Identify, in the records below, every line where the string "this" appears, and copy each such line.

===

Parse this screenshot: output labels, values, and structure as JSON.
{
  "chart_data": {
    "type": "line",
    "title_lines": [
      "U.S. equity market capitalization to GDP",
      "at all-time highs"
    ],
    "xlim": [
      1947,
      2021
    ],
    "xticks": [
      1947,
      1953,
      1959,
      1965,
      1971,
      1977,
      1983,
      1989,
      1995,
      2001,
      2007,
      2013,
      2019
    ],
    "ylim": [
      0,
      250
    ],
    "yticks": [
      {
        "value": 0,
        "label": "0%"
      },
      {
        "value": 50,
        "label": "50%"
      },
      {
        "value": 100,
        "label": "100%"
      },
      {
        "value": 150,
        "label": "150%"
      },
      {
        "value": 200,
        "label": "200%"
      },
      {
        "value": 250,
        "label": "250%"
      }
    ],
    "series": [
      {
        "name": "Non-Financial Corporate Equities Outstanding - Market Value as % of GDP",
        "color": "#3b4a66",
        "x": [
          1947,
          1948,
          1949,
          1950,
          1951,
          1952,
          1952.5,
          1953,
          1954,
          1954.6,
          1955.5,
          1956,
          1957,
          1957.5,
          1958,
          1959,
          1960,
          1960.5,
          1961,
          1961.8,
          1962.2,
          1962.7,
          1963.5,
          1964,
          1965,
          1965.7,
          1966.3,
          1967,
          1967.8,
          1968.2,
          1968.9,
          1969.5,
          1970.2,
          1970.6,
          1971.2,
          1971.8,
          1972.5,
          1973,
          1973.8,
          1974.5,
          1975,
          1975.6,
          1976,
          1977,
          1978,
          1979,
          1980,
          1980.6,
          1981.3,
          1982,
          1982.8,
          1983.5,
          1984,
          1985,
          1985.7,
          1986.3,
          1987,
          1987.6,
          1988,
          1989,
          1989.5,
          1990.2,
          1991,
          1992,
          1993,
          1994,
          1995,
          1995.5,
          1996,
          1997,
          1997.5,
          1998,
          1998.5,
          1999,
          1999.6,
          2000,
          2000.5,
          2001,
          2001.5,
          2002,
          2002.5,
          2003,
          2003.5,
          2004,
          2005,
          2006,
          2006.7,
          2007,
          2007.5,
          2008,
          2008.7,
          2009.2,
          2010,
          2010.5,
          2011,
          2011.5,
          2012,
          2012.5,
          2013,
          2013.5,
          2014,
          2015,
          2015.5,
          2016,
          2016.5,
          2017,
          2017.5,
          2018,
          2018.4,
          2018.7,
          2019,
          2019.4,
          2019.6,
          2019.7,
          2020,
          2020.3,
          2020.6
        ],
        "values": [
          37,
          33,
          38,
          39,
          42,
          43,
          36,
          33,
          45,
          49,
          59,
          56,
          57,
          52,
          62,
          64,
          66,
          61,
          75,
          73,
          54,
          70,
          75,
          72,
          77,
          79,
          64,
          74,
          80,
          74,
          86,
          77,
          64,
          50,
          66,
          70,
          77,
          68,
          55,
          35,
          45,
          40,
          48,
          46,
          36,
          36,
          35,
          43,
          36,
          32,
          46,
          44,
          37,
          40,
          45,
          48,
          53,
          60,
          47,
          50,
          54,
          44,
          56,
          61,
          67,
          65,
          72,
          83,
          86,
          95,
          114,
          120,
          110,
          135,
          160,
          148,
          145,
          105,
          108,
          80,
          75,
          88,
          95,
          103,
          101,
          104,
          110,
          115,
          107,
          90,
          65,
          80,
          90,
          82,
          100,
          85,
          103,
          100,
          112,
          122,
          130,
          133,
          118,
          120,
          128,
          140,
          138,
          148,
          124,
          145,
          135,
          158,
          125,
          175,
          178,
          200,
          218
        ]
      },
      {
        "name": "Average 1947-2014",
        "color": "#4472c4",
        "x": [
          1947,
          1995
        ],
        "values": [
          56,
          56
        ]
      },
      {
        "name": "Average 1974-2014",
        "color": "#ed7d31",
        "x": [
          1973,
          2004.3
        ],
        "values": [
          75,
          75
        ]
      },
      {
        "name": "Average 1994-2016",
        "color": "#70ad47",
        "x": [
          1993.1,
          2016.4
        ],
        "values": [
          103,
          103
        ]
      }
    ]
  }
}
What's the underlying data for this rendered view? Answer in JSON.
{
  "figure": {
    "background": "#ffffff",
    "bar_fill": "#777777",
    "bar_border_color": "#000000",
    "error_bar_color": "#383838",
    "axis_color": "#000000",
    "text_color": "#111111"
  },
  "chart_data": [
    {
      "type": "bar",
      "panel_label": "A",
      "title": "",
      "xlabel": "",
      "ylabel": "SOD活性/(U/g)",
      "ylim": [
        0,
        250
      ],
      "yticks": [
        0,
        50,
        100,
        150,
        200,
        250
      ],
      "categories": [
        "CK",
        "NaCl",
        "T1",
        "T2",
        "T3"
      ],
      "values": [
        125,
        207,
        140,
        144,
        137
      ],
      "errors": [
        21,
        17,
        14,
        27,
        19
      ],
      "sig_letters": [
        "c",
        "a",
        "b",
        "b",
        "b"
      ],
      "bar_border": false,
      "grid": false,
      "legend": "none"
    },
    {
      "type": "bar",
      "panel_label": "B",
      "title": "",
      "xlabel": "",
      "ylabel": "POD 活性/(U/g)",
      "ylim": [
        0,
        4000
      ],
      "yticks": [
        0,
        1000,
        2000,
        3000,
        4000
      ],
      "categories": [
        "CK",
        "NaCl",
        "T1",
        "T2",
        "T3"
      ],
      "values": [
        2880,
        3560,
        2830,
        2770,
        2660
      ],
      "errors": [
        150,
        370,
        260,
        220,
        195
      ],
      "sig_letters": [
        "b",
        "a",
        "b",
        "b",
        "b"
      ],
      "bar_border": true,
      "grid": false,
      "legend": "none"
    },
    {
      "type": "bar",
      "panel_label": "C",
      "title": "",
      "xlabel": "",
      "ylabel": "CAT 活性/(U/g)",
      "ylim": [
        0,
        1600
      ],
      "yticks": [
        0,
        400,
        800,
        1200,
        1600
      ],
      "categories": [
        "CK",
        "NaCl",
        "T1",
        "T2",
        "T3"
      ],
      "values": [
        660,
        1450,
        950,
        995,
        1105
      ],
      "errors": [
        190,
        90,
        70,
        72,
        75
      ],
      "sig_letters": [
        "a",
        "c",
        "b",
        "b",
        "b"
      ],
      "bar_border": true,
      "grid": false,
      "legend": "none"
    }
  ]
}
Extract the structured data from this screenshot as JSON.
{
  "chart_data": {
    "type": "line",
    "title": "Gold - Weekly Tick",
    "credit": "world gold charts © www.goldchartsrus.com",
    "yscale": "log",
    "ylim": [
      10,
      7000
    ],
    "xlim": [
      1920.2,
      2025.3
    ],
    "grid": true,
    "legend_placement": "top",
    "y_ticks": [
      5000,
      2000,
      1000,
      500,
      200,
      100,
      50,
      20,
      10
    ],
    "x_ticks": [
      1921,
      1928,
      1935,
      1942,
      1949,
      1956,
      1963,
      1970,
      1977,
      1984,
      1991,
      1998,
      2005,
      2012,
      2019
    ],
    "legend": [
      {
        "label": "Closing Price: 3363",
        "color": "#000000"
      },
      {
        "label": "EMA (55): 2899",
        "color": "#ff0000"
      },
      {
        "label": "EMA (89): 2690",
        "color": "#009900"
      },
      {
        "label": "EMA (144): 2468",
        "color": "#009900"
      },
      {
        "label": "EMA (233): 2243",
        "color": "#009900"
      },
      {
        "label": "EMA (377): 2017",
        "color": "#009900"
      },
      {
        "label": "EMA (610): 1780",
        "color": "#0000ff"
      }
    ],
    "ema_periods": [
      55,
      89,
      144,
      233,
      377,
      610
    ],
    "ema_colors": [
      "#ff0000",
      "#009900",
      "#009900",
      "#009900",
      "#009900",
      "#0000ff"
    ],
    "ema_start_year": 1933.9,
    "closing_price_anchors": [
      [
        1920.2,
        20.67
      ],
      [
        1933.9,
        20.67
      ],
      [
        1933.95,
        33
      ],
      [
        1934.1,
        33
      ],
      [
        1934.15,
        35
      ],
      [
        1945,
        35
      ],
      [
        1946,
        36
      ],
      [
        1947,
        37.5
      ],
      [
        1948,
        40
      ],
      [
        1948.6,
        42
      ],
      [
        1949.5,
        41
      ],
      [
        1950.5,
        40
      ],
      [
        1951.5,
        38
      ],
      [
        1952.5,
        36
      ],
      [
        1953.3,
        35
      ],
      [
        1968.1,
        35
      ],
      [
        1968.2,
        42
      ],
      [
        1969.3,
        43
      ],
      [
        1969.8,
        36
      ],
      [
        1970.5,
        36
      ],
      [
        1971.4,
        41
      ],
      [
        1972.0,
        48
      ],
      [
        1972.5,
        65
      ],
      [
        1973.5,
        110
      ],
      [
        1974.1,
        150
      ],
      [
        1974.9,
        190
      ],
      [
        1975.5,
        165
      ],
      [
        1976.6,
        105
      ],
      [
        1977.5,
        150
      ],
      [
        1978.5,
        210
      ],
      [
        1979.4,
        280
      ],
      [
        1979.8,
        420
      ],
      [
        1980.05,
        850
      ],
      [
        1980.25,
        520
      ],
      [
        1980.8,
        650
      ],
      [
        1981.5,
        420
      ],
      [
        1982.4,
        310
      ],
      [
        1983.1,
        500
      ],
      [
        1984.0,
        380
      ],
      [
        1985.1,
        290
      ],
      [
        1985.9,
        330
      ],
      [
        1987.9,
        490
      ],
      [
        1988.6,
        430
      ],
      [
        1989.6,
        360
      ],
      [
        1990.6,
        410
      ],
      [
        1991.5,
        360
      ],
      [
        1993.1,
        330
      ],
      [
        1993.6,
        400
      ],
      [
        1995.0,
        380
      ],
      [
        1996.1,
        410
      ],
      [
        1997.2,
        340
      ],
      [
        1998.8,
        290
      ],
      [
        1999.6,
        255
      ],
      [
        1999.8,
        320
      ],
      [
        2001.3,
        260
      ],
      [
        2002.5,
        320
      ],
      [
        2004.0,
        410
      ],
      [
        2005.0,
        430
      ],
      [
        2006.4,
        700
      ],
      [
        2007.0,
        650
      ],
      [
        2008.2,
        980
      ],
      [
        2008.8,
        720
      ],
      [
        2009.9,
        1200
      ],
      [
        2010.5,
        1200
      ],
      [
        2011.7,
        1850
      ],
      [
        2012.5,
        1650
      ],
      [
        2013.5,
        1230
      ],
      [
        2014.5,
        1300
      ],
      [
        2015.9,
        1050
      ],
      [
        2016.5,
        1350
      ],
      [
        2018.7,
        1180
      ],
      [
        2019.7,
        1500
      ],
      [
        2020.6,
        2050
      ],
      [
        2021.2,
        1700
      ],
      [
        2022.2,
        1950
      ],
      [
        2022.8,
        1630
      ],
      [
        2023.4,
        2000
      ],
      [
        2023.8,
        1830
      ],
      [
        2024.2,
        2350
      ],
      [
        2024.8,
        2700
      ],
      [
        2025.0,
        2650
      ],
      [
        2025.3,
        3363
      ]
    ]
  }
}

===

_Output below_
Parse this screenshot: output labels, values, and structure as JSON.
What's the underlying data for this rendered view? Answer in JSON.
Extract the structured data from this screenshot as JSON.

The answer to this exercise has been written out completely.